→ Task prompt: Check each line of the listing below for the string "diğer", and copy the ones that have it.

• • • •

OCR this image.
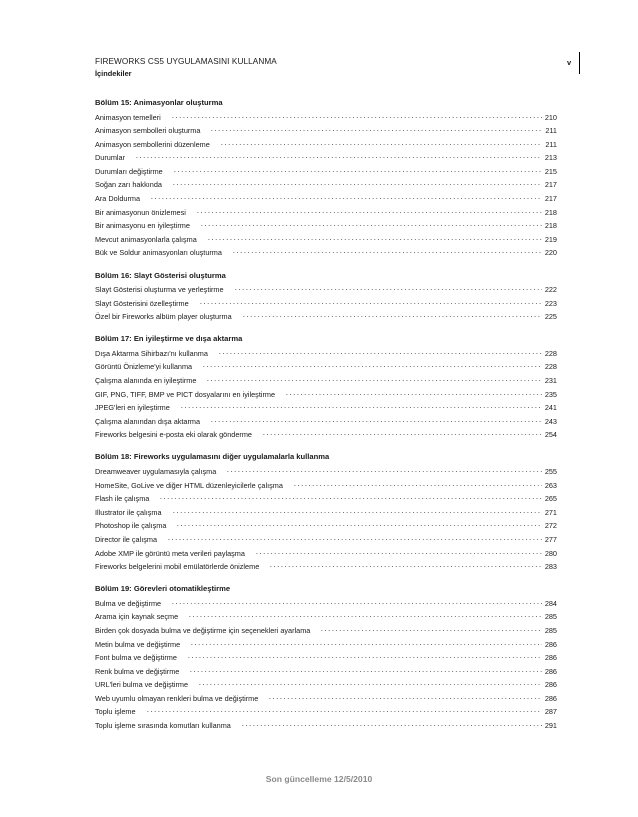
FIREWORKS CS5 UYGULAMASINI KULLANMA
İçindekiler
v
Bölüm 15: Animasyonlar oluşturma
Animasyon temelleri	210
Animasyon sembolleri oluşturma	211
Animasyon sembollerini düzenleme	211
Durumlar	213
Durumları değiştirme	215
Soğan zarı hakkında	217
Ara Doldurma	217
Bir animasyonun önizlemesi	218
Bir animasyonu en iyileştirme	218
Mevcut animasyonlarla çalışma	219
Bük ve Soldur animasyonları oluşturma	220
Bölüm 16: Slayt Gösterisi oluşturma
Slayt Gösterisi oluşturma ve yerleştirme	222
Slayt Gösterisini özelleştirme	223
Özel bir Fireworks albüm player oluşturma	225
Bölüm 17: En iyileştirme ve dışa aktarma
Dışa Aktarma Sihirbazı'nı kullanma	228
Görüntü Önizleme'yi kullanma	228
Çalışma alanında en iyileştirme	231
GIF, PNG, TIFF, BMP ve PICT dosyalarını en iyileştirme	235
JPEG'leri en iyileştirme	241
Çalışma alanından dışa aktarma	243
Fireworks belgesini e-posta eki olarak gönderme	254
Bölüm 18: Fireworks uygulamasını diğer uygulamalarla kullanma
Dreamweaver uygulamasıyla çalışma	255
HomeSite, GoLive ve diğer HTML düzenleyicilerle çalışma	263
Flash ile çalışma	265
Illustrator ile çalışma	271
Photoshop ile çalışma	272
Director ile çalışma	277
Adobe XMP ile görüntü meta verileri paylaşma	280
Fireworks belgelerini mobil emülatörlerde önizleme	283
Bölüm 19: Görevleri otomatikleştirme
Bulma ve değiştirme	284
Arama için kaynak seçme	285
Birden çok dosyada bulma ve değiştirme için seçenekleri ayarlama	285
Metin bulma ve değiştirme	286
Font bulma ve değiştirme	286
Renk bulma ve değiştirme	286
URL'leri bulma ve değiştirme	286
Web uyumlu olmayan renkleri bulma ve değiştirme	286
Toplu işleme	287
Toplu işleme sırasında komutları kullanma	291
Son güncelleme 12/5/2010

• • • •

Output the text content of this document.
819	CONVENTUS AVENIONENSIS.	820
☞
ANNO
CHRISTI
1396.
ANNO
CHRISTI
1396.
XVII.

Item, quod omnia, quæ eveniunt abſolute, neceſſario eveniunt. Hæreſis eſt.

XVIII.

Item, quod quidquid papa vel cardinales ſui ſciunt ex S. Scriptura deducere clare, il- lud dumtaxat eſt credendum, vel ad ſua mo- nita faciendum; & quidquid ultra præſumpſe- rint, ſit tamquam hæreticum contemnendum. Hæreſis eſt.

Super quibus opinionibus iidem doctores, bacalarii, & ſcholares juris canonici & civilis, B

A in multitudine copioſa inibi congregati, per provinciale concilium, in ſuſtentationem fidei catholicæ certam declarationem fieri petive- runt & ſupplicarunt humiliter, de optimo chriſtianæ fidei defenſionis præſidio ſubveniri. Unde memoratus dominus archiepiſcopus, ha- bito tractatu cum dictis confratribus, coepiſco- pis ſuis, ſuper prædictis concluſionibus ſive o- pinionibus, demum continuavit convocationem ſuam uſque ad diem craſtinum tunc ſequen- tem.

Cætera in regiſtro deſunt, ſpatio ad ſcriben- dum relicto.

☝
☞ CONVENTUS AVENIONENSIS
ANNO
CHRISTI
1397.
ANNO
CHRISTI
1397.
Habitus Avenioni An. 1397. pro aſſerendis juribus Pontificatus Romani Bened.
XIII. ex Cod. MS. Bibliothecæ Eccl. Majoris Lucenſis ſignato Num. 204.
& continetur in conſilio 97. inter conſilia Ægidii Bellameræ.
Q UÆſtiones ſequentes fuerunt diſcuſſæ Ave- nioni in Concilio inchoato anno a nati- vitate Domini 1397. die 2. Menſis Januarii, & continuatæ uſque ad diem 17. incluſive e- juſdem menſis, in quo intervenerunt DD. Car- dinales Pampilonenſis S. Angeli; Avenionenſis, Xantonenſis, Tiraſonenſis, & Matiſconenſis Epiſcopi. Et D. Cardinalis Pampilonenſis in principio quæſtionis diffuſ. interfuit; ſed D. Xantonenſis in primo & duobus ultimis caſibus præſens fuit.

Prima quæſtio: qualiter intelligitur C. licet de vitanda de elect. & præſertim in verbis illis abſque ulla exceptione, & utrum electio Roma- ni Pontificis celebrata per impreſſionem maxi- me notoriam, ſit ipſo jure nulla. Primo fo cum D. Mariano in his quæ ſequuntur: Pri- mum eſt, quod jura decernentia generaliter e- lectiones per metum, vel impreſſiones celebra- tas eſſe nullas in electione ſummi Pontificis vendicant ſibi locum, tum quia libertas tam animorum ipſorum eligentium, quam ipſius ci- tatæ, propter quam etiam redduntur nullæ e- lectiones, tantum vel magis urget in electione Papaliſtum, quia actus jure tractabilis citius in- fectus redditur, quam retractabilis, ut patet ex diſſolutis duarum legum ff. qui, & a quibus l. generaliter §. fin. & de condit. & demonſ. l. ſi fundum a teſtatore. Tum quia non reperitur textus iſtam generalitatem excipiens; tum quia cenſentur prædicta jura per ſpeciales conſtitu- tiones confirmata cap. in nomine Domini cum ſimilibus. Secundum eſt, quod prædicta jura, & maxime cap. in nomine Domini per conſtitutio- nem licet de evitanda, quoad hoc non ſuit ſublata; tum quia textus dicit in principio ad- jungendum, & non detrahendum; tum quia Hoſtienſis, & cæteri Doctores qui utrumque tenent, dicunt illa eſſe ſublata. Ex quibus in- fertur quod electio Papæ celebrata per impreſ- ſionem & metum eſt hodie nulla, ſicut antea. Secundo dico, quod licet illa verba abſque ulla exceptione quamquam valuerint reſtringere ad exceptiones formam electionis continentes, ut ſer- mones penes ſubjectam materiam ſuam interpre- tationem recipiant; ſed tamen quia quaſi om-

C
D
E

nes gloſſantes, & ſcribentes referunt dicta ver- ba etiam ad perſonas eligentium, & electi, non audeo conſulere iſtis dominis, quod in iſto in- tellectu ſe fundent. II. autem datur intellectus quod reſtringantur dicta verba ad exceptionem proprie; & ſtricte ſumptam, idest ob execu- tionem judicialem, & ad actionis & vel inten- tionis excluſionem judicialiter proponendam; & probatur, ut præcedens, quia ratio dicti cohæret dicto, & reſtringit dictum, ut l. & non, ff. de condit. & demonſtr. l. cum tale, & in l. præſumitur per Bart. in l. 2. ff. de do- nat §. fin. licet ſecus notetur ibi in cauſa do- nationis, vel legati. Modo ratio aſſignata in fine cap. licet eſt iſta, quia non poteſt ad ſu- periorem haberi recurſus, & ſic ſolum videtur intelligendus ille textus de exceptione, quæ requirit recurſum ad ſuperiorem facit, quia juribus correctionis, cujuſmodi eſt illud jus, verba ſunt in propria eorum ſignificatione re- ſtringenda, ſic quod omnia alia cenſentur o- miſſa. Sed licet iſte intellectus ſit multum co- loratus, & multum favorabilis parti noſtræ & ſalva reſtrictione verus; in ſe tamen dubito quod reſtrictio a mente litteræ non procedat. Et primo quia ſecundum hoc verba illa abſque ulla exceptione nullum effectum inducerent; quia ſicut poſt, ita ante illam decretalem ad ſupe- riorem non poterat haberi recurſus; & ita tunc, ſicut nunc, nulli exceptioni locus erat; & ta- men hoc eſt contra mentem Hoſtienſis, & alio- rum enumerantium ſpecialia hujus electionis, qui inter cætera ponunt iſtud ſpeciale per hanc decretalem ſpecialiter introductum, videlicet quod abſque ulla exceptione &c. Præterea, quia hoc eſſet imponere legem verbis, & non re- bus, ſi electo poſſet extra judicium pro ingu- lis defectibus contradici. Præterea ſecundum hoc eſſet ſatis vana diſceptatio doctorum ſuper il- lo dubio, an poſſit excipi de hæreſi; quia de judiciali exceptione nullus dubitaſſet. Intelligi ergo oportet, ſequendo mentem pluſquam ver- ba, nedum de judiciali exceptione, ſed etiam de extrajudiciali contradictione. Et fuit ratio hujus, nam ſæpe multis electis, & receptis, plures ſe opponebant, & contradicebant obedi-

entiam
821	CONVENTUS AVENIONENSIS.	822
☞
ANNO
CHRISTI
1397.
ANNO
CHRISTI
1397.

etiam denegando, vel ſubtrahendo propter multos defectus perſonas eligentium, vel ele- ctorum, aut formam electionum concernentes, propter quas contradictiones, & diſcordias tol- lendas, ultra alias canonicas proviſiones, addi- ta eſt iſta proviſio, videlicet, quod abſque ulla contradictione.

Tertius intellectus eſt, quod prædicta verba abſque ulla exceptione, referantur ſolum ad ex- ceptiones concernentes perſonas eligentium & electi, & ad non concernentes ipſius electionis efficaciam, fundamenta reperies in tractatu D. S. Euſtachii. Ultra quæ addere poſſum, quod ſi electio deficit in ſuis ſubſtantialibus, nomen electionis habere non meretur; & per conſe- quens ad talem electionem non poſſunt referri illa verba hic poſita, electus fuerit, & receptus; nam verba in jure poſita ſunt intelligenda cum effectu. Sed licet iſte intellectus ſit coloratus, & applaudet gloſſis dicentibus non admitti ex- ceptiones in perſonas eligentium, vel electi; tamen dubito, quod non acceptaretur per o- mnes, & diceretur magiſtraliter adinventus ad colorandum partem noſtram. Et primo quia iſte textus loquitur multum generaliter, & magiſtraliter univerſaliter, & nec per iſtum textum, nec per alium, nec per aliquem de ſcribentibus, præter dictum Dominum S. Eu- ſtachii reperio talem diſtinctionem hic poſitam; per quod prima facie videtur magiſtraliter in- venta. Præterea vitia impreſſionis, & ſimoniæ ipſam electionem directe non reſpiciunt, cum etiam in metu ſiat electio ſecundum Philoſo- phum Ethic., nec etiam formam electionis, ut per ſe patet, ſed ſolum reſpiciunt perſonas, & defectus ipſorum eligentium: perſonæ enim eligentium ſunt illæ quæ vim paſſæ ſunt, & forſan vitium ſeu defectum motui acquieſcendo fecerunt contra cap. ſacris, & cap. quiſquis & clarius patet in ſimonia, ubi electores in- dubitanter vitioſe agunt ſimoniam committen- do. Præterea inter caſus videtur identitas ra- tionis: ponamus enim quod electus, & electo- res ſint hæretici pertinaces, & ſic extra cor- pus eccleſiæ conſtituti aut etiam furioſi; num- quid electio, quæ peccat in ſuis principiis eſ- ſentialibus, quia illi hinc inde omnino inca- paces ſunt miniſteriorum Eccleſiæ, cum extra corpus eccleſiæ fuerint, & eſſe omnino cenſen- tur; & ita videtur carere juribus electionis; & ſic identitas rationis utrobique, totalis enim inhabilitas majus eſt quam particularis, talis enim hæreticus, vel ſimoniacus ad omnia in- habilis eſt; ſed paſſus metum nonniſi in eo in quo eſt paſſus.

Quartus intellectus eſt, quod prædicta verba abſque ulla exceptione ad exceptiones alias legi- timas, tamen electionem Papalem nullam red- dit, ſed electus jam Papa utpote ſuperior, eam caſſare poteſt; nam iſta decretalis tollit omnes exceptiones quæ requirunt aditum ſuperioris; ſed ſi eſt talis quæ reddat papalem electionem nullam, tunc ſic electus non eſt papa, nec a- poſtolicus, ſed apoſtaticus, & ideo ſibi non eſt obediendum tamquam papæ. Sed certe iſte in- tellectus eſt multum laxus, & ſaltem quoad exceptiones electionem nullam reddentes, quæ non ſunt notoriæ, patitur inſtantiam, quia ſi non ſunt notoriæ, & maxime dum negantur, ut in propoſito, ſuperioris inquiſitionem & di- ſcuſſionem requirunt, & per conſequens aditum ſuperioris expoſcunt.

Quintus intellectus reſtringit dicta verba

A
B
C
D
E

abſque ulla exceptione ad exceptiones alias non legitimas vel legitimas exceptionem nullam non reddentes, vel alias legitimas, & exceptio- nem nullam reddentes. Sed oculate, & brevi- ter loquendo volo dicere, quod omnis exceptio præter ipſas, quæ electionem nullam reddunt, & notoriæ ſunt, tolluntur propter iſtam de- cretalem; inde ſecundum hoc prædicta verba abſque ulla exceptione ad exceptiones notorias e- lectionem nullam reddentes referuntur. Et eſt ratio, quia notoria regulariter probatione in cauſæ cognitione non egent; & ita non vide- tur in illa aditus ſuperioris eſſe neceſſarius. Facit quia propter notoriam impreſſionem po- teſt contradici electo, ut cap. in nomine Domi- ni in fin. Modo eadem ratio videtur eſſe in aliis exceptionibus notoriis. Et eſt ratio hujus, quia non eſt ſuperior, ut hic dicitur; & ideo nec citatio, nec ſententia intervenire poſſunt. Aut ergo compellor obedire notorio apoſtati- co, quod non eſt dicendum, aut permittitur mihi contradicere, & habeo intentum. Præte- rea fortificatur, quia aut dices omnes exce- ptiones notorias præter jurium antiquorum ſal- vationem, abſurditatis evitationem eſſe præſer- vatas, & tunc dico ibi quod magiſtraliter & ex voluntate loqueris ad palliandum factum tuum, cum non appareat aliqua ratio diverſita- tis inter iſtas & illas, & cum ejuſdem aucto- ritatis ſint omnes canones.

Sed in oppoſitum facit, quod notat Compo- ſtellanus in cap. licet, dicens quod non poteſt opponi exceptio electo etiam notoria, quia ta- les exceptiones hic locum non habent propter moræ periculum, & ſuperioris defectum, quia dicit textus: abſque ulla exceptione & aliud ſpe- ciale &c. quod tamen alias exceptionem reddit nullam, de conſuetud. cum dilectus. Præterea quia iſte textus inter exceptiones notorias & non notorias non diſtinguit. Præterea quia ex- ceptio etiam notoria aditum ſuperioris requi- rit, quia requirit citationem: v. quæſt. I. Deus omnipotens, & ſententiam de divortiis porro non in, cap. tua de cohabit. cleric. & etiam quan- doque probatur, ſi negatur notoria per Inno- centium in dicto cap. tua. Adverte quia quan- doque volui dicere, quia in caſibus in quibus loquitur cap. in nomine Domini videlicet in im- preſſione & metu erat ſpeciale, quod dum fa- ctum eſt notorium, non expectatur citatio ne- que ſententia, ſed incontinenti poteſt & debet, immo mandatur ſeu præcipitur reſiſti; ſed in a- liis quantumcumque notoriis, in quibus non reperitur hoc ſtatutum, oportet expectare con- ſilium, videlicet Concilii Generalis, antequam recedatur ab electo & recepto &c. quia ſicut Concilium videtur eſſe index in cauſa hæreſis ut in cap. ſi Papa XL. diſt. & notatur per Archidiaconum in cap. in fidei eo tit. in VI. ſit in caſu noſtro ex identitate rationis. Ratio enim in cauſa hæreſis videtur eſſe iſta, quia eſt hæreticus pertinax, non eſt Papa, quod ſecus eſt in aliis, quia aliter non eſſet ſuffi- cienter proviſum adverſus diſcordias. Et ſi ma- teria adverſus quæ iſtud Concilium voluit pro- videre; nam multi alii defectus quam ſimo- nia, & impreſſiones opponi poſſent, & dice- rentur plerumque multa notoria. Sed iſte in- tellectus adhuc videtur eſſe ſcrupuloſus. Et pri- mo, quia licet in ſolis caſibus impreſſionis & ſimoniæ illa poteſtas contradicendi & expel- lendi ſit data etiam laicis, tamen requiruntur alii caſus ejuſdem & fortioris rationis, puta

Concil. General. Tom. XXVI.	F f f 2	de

• • • •

→ Completed task:
Bölüm 18: Fireworks uygulamasını diğer uygulamalarla kullanma
HomeSite, GoLive ve diğer HTML düzenleyicilerle çalışma	263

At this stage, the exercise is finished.